● TASK REQUIREMENTS: Continue the list of problems with Lyme disease testing, starting after its last bullet on single-strain tests. Write only that continuation and ignore the material that comes after the list.

● PAGE TEXT:
  • Inadequate lab standardization. Standardization of testing has been found to be inadequate, with a high degree of interlaboratory variability[39][40][14].
  • No gold standard for evaluation of tests. Without a diagnostic gold standard to identify those with late-stage or chronic Lyme, circular reasoning becomes a problem in studies that evaluate the sensitivity of serologic tests for this population. Selection bias is unavoidable if subjects are selected by CDC criteria, since late-stage patients must have tested positive previously in order to qualify for a study. In one of few studies that included late-stage patients with neurological symptoms (a study cited by the CDC to defend the validity of the tests), the authors acknowledge this risk of selection bias[41].
  • Positive test criteria is based on early Lyme. The CDC's criteria for a positive Western blot were developed based upon on a study of patients with early Lyme disease[42]. The serologic response of patients with late-stage disease was not analyzed and incorporated, despite that fact that such cases require a positive Western blot for diagnosis by CDC standards.
  • Specific markers for late-stage Lyme left out. Several highly specific antibody bands for Lyme (31-kDa and 34-kDa, corresponding to outer surface proteins A and B) were not included in the CDC criteria for a positive Western blot because they only appear late in the disease[43]. As a result, the vast majority of laboratories do not report these bands, even if they are positive. This is one reason some clinicians use laboratories that specialize in tick-borne disease, as they usually report all antibody bands.
  • Tests based on only one strain. Current tests at most laboratories are based on only one strain of Borrelia burgdorferi (the B31 strain is used in the U.S.) despite the fact that there are over three hundred strains worldwide and over one hundred in North America[44]. Several studies have found that this practice can lead to false-negatives [45][46] - another reason some clinicians use tick-borne disease specialty labs, which use multiple strains of Borrelia burgdorferi in the preparation of test kits.

● DATA FOR REVIEW:
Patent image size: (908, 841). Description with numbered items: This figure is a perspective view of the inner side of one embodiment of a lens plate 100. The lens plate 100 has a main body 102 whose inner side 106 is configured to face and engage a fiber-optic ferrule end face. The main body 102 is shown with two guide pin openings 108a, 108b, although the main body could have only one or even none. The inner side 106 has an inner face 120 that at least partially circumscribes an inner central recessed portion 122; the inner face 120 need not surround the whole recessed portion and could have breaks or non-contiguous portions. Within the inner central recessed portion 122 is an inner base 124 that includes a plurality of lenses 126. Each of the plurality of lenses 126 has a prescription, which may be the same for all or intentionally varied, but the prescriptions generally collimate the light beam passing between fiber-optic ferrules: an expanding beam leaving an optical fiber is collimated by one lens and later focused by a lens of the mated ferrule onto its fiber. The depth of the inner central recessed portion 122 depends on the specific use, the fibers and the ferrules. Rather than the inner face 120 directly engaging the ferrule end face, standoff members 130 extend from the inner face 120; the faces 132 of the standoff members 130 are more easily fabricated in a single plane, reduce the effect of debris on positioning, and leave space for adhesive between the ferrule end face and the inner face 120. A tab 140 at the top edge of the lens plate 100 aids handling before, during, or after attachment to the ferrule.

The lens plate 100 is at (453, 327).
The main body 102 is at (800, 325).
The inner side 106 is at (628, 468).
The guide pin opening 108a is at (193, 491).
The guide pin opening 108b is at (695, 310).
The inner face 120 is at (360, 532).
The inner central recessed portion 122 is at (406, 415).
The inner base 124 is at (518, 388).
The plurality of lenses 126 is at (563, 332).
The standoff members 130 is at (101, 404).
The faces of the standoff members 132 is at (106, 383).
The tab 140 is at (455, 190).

● REPLY TO THE EXERCISE:
  • Testing positive after treatment. Because the tests measure antibodies to Borrelia burgdorferi and not the organism itself, it is possible to test positive even after the organism has been eradicated. All agree that no treatment is required in asymptomatic patients regardless of test results; however, controversy arises when a patient continues to have symptoms after a course of treatment. In this scenario, those who hold a conservative view believe the infection must have been eradicated by the treatment, and the positive test no longer indicates active infection but rather a persisting antibody response, regardless of the clinical picture. Those who take a broader view of Lyme believe the evidence and clinical picture most likely point to a persisting infection requiring further antibiotic treatment.
  • Concern about false-positives. Many physicians with a conservative view of Lyme believe it is over-diagnosed and over-treated. One of the most widely cited studies concluded that 57% of patients diagnosed with Lyme in an endemic area did not actually have the disease[47]. Critics have responded with the following arguments[48][49]:
    • 45% of those considered "misdiagnosed" in the study received positive results from another laboratory, and negative results from the authors' laboratory. However there was no independent evaluation, and no reason to assume that the authors' laboratory was superior.
    • The authors failed to consider the phenomenon of seronegative Lyme disease (false-negatives)[8][23][24][25][26].
    • Rather than consider the possibility of persistent infection, the authors considered treatment failure to be evidence of misdiagnosis, i.e. patients could not possibly have Lyme if they were not cured by a standard course of antibiotics. This was also taken as evidence that all patients with Lyme respond to treatment - another example of circular reasoning.
    • The authors excluded patients from a Lyme diagnosis if they had psychiatric symptoms, despite the fact that Lyme may cause such symptoms[38][50][51].